* _PROMPT_
How many lines of these entries include the string "this"? State the number alone.

---*---

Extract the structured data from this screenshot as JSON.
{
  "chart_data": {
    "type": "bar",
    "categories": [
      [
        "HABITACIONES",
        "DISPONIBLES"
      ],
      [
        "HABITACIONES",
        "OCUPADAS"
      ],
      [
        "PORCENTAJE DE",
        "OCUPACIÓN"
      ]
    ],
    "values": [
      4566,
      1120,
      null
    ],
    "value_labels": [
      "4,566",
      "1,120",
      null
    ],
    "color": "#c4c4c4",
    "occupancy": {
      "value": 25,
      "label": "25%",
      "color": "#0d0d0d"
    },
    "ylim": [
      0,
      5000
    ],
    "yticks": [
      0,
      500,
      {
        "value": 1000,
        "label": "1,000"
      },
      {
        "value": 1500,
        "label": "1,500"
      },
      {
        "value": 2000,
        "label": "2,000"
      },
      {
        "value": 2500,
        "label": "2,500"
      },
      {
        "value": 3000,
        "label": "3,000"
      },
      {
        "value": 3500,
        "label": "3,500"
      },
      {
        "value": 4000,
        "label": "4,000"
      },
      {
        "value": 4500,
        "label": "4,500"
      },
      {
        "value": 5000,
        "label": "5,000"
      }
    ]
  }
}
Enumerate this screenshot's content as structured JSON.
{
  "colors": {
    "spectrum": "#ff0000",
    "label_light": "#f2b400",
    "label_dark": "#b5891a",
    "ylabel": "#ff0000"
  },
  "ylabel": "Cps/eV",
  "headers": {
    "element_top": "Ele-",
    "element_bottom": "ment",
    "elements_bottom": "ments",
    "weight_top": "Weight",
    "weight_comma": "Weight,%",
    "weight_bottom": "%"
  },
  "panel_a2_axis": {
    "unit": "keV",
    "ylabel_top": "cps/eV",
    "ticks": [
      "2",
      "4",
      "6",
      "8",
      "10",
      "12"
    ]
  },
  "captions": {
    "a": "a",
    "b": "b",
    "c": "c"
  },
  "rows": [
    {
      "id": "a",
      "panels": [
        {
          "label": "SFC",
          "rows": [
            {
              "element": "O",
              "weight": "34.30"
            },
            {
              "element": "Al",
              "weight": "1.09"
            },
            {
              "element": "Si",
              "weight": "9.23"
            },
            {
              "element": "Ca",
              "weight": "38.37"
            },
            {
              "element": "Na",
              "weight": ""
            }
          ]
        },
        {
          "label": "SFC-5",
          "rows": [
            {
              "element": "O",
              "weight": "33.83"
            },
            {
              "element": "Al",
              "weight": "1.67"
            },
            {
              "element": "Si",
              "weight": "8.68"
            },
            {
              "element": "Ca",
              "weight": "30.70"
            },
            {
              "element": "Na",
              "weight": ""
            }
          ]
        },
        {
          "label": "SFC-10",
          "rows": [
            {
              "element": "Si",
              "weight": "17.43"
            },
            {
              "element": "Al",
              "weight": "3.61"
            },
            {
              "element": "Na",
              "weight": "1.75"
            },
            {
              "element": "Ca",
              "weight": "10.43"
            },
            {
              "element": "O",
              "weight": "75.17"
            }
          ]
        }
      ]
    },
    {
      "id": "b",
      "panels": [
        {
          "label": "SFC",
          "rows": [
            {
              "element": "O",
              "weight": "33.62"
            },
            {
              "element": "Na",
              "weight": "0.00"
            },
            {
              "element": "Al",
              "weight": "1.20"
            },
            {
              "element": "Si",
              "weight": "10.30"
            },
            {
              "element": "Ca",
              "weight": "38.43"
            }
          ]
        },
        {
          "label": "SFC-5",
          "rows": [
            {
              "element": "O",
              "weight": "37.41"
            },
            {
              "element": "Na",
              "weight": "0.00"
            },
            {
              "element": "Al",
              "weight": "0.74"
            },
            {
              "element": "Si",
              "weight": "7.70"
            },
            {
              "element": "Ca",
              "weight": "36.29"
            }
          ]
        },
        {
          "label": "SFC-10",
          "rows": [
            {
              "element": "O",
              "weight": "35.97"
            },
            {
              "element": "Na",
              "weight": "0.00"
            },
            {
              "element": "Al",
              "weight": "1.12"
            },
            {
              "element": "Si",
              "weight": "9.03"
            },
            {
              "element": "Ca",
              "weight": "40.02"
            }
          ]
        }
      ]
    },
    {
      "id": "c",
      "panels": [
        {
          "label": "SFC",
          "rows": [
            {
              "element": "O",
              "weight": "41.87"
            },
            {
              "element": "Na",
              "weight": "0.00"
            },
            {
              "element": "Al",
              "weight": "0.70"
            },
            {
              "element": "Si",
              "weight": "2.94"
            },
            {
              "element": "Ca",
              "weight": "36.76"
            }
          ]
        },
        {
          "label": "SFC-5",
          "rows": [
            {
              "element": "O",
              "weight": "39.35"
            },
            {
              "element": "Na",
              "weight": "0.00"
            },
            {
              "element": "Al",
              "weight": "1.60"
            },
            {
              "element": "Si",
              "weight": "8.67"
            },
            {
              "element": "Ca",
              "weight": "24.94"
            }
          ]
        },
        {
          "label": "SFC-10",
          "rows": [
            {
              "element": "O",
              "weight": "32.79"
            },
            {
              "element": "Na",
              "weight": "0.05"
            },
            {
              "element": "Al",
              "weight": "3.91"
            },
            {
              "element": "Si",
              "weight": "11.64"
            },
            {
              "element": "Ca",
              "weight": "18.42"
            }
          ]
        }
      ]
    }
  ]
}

---*---

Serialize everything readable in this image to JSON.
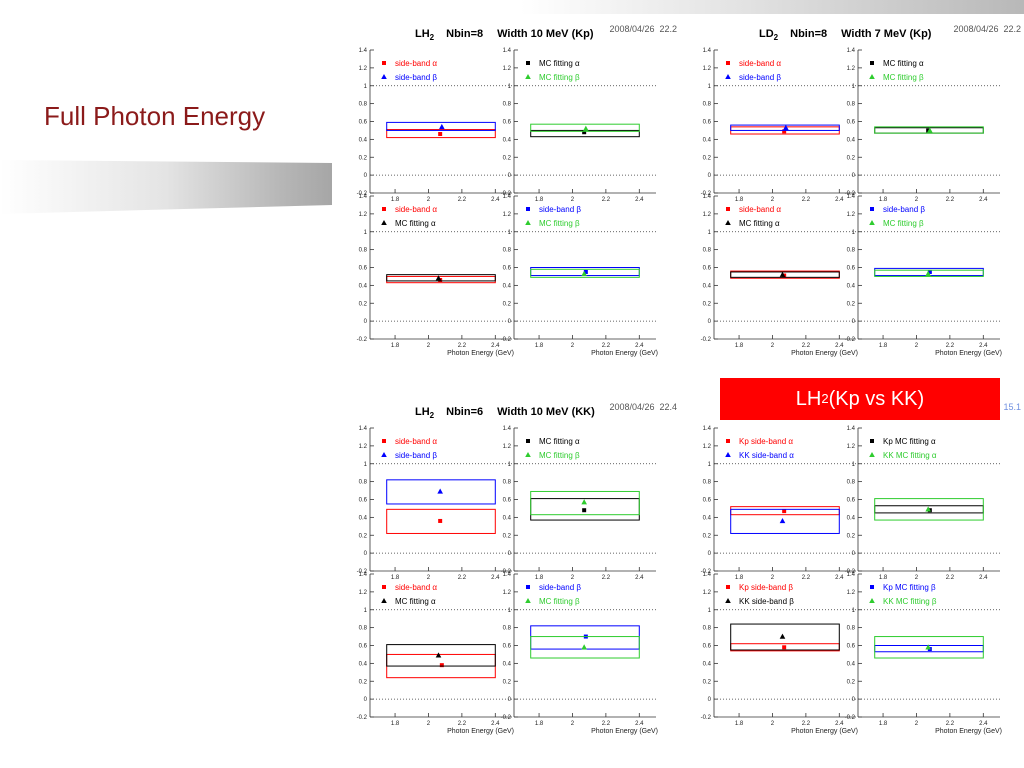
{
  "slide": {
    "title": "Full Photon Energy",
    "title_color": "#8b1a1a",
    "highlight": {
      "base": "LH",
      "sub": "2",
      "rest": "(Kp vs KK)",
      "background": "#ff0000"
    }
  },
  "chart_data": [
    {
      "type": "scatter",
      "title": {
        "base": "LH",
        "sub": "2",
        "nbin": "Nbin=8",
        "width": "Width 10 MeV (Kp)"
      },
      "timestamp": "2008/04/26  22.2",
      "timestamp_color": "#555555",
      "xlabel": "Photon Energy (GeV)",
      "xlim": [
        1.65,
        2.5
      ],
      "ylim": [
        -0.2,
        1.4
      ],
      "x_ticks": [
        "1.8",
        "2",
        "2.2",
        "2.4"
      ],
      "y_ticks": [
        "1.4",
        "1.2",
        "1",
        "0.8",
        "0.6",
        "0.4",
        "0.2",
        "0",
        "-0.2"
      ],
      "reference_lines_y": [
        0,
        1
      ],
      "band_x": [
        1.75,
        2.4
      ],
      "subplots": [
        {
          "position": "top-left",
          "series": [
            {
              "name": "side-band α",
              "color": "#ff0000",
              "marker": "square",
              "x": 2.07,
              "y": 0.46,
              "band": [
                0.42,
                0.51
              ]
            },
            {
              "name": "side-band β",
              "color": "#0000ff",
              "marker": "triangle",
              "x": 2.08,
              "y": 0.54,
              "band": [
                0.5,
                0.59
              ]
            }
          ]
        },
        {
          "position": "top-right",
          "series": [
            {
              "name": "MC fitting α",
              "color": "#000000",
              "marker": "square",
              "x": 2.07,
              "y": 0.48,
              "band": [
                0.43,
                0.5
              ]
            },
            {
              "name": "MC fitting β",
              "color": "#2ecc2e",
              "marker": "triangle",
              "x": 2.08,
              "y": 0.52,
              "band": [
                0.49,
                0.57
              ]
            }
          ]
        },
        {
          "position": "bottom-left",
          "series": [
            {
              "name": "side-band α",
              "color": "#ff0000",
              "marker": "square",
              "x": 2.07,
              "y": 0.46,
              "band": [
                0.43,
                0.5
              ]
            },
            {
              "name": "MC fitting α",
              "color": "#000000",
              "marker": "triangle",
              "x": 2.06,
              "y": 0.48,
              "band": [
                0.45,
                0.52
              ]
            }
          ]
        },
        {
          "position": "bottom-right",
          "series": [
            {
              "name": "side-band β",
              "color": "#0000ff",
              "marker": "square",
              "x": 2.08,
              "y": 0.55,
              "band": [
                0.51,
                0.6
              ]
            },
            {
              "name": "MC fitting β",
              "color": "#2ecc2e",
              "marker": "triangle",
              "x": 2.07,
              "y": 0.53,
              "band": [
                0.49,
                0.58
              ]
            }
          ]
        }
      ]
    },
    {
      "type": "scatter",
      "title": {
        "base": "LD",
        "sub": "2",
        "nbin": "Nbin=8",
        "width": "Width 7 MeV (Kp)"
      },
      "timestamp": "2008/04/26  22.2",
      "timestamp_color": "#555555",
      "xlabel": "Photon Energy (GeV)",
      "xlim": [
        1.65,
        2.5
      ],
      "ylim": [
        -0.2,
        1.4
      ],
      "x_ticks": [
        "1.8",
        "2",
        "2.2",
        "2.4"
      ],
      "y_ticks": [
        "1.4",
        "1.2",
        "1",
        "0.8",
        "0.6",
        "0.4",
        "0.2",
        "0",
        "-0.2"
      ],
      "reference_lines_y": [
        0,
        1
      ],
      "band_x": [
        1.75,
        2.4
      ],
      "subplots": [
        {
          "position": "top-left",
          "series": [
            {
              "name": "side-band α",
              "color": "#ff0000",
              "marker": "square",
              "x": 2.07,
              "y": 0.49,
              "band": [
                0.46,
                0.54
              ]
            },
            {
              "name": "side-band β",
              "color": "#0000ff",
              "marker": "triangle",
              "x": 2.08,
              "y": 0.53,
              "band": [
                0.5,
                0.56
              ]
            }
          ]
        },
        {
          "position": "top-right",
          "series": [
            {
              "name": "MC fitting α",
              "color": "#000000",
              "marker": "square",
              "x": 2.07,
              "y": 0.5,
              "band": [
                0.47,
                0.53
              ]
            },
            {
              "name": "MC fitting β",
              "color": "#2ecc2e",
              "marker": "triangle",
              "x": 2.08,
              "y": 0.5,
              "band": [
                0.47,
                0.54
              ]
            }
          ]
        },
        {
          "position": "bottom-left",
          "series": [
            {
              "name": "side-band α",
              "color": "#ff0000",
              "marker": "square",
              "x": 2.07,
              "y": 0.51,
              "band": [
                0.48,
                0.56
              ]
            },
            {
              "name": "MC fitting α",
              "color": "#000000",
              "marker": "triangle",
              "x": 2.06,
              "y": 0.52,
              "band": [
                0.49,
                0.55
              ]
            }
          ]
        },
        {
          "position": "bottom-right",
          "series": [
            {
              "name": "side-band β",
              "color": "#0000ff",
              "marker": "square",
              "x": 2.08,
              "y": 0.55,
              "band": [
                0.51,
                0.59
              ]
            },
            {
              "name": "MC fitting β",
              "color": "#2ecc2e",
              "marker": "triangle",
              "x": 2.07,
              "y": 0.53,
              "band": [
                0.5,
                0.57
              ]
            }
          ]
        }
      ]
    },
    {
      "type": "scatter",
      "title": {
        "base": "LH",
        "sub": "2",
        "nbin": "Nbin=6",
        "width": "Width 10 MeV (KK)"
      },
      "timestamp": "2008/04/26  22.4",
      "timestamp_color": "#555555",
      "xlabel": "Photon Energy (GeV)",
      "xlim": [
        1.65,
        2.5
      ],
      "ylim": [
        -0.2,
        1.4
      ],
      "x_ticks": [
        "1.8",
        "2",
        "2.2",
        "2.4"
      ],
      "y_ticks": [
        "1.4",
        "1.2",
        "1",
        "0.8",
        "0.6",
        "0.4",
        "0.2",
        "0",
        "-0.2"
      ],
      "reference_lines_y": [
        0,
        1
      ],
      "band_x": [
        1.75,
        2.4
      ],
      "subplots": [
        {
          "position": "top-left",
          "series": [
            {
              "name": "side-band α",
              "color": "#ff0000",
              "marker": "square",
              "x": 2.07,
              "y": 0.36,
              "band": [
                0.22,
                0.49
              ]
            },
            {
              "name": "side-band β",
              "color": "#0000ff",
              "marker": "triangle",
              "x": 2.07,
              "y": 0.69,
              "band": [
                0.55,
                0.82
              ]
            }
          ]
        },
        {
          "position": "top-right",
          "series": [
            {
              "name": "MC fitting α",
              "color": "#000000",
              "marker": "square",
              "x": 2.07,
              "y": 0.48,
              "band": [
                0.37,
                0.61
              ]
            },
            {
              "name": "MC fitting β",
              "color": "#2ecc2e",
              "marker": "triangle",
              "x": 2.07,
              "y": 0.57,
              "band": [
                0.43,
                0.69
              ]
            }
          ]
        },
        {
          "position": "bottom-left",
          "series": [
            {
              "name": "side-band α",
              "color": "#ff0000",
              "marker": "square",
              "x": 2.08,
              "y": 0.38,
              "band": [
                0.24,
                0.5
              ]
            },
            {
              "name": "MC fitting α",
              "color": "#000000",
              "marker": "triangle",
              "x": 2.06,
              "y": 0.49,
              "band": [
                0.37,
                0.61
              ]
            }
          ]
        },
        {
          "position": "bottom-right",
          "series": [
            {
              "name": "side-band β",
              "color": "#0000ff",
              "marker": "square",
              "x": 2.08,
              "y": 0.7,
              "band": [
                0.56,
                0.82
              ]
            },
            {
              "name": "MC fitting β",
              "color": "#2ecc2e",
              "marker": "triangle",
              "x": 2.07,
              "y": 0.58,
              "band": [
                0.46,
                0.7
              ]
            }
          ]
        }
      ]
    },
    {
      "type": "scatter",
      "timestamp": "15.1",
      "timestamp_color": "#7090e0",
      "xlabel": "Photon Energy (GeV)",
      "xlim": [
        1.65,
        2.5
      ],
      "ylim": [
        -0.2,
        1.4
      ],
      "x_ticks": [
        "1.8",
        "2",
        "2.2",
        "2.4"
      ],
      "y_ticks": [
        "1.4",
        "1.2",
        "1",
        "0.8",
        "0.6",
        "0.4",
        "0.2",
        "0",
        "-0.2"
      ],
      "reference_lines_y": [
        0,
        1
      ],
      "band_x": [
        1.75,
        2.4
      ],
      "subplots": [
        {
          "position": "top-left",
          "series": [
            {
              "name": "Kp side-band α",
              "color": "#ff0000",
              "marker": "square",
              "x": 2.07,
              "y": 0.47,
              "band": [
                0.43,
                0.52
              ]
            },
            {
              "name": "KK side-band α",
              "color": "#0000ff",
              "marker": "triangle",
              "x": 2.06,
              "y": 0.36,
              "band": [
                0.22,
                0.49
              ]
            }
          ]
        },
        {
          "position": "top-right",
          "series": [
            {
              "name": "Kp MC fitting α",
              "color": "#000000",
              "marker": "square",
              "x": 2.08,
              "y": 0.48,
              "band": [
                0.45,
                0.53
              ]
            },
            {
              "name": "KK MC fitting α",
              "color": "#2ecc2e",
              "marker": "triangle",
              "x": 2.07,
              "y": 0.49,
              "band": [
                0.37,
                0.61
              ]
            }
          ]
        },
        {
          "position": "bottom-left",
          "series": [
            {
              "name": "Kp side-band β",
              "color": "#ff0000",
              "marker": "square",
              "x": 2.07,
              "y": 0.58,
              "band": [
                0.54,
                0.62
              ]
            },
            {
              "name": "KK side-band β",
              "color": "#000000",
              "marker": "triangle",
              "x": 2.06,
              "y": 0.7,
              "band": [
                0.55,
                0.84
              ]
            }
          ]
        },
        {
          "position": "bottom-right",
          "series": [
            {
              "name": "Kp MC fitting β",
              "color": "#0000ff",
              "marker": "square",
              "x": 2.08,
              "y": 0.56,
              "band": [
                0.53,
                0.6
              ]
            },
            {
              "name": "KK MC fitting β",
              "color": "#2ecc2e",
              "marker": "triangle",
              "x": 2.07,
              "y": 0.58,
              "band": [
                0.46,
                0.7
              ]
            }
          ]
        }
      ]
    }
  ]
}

---*---

* _TASK ANSWER_
3